Figure data in JSON:
┄┄┄┄┄┄
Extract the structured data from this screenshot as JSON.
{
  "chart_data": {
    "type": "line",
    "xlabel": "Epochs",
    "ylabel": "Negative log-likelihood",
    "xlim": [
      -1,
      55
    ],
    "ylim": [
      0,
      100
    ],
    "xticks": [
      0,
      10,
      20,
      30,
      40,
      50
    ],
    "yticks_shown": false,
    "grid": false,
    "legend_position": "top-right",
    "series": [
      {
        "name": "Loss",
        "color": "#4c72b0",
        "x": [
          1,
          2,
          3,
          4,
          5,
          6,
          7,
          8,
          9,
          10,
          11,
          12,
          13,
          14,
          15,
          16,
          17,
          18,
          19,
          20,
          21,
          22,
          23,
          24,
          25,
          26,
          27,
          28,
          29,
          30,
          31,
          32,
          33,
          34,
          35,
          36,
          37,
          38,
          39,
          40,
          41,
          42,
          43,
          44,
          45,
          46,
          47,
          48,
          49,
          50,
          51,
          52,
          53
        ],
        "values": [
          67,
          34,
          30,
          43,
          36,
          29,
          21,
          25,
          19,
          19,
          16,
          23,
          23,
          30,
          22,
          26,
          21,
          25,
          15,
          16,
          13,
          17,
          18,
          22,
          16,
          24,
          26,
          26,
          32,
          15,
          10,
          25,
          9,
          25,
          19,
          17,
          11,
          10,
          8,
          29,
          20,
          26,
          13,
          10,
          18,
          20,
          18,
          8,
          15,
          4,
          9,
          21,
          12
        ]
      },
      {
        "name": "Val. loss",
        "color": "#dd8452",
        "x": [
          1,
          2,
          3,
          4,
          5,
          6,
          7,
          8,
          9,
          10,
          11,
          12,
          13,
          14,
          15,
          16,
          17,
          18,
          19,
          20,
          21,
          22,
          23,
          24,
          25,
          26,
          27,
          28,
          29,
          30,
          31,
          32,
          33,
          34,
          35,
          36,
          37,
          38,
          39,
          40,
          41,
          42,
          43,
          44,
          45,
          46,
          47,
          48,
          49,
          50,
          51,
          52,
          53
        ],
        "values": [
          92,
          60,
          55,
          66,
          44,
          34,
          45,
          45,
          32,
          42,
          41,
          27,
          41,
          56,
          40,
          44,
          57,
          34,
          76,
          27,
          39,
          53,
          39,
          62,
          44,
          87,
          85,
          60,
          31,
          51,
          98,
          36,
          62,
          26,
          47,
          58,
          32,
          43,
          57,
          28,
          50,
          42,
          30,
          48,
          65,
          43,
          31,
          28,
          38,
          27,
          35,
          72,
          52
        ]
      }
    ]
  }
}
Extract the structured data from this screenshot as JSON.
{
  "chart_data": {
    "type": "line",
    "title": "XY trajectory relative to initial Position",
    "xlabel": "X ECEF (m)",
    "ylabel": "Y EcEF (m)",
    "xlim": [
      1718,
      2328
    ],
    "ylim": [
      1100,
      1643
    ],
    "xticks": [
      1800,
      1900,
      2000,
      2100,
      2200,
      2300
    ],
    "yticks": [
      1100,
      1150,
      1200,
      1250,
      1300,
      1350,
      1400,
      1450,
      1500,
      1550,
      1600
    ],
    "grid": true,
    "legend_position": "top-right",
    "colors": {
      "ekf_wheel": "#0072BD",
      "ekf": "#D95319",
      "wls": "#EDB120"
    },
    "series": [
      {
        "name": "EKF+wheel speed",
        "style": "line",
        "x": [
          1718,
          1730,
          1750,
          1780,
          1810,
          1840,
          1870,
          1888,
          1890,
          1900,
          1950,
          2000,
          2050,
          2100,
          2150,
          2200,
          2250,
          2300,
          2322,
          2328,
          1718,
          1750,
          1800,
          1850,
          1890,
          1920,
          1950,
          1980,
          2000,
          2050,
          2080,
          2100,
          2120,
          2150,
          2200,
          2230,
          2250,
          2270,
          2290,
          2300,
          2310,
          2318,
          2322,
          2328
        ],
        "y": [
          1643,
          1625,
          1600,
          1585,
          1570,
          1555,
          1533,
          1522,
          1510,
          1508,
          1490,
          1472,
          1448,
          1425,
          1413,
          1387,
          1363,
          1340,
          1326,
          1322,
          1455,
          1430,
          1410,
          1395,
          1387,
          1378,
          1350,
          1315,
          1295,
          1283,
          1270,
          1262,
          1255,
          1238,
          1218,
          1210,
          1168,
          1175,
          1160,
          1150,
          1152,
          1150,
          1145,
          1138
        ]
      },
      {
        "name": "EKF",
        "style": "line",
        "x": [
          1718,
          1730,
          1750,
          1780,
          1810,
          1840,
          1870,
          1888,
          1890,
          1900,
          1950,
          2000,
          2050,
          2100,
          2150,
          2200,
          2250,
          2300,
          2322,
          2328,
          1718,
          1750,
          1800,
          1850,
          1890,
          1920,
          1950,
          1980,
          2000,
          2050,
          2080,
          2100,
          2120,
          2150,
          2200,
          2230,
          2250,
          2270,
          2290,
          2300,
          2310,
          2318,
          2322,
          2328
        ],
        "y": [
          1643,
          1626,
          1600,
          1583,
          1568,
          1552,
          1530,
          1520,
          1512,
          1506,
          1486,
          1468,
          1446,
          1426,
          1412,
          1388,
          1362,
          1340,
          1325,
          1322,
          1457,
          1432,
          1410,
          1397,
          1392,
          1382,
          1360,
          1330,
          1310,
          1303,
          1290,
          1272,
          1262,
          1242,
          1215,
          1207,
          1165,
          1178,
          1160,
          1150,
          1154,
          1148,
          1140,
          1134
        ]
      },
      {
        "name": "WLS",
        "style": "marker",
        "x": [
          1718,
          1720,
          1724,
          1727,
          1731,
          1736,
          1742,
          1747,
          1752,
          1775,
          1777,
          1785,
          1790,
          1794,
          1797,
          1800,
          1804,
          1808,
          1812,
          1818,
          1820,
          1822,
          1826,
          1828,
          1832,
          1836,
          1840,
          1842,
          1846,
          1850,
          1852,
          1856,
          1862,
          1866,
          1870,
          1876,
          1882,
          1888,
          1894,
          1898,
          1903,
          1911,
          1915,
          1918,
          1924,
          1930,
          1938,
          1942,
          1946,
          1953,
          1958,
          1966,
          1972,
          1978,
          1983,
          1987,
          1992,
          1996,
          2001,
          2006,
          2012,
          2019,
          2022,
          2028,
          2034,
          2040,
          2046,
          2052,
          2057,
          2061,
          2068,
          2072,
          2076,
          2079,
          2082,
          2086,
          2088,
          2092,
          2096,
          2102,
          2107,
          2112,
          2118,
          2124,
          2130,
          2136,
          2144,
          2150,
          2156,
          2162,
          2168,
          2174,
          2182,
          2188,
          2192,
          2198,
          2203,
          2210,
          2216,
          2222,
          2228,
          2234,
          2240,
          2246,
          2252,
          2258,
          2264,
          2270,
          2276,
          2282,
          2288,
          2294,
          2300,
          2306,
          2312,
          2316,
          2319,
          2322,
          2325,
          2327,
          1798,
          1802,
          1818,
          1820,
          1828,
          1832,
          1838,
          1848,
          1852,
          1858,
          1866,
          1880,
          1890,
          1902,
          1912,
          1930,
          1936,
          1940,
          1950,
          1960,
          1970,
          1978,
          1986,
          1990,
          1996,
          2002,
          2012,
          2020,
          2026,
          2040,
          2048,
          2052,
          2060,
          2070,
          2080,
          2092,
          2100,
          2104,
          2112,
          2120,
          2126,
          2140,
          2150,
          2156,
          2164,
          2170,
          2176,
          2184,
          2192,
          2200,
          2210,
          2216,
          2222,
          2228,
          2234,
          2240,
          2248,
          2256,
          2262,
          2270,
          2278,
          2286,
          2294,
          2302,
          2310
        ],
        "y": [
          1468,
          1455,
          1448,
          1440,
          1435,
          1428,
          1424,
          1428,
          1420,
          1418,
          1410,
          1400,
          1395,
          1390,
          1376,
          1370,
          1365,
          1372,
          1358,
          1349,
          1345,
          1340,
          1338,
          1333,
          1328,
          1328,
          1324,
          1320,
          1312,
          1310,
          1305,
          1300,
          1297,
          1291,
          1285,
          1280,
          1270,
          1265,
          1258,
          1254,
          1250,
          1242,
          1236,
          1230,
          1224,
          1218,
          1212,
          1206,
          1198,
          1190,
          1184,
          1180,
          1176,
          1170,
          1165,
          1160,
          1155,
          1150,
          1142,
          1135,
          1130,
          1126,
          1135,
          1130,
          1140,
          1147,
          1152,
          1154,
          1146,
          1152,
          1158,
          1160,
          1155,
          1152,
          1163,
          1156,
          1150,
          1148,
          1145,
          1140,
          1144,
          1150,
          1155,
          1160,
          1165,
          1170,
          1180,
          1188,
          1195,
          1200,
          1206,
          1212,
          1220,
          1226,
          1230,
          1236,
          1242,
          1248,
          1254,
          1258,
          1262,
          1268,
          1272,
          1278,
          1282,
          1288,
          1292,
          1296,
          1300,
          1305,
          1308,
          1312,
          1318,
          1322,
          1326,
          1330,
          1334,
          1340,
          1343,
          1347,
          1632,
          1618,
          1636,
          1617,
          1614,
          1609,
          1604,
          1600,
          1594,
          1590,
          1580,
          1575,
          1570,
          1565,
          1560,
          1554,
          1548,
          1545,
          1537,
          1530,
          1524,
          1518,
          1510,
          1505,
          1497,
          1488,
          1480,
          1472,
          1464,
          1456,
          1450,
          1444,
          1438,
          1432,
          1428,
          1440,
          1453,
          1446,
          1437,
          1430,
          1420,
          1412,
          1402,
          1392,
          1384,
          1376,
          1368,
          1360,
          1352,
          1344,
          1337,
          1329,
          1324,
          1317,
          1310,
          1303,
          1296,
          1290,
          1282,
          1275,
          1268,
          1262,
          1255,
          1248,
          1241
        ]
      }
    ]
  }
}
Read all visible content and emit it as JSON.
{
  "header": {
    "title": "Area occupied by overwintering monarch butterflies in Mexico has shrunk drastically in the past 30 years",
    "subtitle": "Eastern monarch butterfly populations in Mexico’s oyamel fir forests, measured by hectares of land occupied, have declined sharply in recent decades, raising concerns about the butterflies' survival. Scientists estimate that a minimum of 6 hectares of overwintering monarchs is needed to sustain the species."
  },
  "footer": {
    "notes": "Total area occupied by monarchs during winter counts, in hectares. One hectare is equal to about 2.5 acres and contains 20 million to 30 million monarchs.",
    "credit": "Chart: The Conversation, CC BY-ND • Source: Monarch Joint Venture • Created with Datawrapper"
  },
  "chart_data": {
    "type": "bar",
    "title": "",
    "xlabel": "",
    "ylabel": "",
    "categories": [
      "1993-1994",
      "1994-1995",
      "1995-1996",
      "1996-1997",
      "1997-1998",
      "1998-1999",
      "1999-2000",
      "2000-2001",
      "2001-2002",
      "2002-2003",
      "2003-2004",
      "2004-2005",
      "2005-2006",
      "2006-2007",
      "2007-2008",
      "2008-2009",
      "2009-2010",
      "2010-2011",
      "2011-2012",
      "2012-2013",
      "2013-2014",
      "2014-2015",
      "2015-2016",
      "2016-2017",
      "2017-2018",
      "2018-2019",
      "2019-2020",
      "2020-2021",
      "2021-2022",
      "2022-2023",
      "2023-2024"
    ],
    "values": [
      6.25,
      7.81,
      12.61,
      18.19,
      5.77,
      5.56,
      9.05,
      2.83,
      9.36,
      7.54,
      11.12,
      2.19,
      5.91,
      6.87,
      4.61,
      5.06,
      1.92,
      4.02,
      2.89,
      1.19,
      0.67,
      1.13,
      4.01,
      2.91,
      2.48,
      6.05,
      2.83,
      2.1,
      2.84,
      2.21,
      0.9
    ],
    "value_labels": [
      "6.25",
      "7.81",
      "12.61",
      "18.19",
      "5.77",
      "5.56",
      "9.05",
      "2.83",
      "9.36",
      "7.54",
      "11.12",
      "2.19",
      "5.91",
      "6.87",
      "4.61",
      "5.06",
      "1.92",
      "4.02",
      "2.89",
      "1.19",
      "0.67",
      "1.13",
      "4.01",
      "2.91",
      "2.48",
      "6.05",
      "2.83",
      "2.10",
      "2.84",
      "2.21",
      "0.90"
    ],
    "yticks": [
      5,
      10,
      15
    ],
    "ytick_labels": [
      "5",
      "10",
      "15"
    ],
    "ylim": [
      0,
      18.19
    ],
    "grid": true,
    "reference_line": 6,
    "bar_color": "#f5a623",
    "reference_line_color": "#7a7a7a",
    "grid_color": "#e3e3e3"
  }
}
┄┄┄┄┄┄
Given task:
Extract all lines that hold the word "monarchs".

Written solution:
    "subtitle": "Eastern monarch butterfly populations in Mexico’s oyamel fir forests, measured by hectares of land occupied, have declined sharply in recent decades, raising concerns about the butterflies' survival. Scientists estimate that a minimum of 6 hectares of overwintering monarchs is needed to sustain the species."
    "notes": "Total area occupied by monarchs during winter counts, in hectares. One hectare is equal to about 2.5 acres and contains 20 million to 30 million monarchs.",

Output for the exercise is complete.